Using the records below, locate all lines containing "αναλυτικά" and return them.

+ + + + +

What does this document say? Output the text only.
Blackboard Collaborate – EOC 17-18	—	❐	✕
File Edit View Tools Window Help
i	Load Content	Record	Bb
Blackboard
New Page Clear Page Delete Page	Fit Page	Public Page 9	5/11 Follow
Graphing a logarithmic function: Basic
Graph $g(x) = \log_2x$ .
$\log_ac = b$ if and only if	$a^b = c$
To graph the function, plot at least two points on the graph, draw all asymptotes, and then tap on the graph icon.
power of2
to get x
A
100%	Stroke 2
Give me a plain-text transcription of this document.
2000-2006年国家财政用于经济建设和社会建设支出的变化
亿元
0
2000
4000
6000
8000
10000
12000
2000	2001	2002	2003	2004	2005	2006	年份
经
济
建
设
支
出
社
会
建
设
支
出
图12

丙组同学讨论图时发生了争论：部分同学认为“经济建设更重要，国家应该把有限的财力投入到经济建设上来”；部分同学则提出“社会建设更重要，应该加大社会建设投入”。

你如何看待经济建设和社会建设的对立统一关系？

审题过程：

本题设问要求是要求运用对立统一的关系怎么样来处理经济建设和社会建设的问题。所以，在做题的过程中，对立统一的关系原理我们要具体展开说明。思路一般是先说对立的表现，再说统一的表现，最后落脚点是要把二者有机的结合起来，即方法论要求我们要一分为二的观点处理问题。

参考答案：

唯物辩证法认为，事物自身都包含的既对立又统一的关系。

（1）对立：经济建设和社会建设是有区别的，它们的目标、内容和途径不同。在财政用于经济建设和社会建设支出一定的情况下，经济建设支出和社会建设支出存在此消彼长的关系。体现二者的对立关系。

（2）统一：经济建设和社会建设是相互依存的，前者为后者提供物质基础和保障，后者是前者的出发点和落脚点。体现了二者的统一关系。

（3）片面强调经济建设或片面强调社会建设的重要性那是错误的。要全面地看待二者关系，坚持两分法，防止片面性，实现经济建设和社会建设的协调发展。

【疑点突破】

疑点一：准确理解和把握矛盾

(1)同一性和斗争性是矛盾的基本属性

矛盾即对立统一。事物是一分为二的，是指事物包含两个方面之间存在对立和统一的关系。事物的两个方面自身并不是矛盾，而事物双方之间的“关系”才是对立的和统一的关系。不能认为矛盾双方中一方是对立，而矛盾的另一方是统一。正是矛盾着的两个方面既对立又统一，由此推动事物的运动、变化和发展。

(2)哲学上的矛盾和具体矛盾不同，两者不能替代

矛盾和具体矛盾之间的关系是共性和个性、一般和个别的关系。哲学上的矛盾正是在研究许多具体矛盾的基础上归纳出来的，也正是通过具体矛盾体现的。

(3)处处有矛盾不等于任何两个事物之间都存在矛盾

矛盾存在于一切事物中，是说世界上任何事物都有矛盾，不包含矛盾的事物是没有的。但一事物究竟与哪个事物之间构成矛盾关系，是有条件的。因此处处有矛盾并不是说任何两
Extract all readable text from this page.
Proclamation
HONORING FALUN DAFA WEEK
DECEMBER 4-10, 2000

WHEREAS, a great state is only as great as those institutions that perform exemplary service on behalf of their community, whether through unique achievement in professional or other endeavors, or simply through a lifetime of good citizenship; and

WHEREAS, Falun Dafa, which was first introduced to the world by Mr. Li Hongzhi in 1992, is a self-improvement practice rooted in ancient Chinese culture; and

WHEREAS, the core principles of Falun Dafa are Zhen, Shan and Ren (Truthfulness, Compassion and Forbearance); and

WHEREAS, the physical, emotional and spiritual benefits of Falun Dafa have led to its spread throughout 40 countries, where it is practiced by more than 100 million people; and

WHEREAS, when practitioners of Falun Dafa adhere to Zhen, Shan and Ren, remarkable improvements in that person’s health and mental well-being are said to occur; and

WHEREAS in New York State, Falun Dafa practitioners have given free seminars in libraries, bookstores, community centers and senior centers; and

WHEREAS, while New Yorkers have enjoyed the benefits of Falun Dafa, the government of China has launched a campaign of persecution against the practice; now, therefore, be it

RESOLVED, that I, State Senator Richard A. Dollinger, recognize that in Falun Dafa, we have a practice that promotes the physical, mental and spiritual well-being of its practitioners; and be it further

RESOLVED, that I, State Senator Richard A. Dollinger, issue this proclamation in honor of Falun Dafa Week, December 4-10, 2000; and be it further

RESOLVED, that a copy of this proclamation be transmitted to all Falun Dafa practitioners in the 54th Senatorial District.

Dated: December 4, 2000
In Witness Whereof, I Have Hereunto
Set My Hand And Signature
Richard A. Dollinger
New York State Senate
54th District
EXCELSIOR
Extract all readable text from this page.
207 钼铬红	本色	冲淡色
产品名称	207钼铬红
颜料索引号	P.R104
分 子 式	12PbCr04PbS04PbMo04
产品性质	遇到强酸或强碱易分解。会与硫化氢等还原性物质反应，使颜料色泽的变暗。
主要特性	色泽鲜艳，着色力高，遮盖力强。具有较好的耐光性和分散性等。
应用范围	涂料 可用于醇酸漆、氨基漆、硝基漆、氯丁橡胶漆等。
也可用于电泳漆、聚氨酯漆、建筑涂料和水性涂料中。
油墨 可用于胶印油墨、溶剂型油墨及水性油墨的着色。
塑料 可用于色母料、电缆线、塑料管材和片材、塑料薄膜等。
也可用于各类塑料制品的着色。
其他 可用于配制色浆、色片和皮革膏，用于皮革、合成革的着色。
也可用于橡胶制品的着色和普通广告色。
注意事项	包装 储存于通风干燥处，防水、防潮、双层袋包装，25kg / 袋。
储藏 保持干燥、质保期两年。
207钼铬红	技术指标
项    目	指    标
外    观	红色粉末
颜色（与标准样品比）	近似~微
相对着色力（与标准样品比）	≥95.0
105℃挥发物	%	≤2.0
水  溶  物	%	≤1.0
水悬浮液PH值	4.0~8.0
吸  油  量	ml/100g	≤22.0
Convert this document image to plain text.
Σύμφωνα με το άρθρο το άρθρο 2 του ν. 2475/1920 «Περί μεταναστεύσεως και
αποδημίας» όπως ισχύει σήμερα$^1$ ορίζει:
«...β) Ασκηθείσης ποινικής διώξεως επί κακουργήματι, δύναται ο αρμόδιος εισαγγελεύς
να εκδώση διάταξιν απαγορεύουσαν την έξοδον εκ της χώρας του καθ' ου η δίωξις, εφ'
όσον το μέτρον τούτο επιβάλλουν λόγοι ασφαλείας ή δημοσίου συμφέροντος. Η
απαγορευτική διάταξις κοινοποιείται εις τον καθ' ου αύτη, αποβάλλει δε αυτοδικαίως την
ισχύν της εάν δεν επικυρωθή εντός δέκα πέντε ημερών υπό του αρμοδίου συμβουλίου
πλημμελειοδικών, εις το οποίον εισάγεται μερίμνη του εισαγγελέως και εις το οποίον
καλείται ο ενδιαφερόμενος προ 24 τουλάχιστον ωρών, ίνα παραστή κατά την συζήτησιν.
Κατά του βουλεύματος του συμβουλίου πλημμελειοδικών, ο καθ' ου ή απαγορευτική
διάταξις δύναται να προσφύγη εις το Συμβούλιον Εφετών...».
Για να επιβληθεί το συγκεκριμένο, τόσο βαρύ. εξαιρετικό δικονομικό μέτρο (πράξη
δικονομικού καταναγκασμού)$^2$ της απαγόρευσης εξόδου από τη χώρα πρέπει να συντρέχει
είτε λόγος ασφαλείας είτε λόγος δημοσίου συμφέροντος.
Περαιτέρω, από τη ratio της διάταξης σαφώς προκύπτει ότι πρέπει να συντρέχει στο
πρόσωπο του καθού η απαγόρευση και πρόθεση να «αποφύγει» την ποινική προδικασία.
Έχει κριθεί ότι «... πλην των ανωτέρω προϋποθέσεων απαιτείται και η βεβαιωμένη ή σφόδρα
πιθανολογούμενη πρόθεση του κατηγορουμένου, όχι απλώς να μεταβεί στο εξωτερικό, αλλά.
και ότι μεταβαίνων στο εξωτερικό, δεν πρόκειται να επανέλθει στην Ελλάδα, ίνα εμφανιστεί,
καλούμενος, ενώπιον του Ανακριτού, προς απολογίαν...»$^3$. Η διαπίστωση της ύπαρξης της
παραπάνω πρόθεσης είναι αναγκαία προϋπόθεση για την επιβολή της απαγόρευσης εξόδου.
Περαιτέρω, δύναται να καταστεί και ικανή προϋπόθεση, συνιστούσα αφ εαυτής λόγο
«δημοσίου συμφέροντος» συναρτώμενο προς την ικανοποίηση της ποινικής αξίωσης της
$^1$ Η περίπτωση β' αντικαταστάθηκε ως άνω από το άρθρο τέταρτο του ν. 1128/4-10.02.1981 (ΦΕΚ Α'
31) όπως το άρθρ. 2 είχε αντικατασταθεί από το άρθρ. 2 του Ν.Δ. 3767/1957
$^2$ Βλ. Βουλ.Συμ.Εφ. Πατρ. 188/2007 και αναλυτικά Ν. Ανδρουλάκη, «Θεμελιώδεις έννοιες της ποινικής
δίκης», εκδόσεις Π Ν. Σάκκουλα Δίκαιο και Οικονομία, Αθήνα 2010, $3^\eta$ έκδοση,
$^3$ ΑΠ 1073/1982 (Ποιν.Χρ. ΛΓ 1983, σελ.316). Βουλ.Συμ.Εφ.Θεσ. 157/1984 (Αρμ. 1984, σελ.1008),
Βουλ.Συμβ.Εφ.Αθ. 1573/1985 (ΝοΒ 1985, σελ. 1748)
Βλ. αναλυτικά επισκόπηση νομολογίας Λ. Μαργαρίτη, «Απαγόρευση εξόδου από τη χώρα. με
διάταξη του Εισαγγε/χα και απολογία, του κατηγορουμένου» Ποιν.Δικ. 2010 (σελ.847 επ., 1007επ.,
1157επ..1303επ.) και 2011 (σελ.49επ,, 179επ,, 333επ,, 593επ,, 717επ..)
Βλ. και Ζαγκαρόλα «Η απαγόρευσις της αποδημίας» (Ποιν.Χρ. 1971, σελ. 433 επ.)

+ + + + +

### Output of the task
$^2$ Βλ. Βουλ.Συμ.Εφ. Πατρ. 188/2007 και αναλυτικά Ν. Ανδρουλάκη, «Θεμελιώδεις έννοιες της ποινικής
Βλ. αναλυτικά επισκόπηση νομολογίας Λ. Μαργαρίτη, «Απαγόρευση εξόδου από τη χώρα. με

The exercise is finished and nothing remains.